Requirement –
Find and copy lines holding "MERTUS".

Given data –
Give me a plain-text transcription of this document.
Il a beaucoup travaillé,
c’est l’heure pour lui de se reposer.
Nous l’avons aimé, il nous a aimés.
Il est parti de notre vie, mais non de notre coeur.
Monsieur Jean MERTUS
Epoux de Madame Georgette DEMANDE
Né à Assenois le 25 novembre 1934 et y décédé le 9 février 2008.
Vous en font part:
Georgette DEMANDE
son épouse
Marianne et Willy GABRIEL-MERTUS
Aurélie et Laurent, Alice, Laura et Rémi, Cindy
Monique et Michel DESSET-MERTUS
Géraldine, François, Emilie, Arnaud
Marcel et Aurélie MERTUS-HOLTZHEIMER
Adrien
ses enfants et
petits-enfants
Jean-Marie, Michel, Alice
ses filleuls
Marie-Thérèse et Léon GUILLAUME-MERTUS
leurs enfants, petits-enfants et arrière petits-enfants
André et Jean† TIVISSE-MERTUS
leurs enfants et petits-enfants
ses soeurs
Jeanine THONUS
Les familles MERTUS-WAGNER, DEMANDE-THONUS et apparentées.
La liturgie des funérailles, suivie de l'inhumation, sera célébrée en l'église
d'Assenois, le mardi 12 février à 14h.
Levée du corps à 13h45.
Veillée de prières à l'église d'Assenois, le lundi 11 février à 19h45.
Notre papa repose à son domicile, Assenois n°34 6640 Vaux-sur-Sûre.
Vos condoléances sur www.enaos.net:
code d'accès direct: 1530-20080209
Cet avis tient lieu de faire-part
* * *
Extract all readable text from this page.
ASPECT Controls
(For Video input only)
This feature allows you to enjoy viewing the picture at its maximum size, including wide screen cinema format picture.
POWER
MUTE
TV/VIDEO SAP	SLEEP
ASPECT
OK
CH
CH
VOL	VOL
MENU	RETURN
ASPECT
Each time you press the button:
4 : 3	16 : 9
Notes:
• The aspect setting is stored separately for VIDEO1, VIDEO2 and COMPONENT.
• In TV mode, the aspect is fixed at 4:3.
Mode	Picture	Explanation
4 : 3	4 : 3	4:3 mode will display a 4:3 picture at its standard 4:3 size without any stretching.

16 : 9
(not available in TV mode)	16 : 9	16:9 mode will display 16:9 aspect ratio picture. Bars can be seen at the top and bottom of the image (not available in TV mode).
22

Written answer –
Monsieur Jean MERTUS
Marianne et Willy GABRIEL-MERTUS
Monique et Michel DESSET-MERTUS
Marcel et Aurélie MERTUS-HOLTZHEIMER
Marie-Thérèse et Léon GUILLAUME-MERTUS
André et Jean† TIVISSE-MERTUS
Les familles MERTUS-WAGNER, DEMANDE-THONUS et apparentées.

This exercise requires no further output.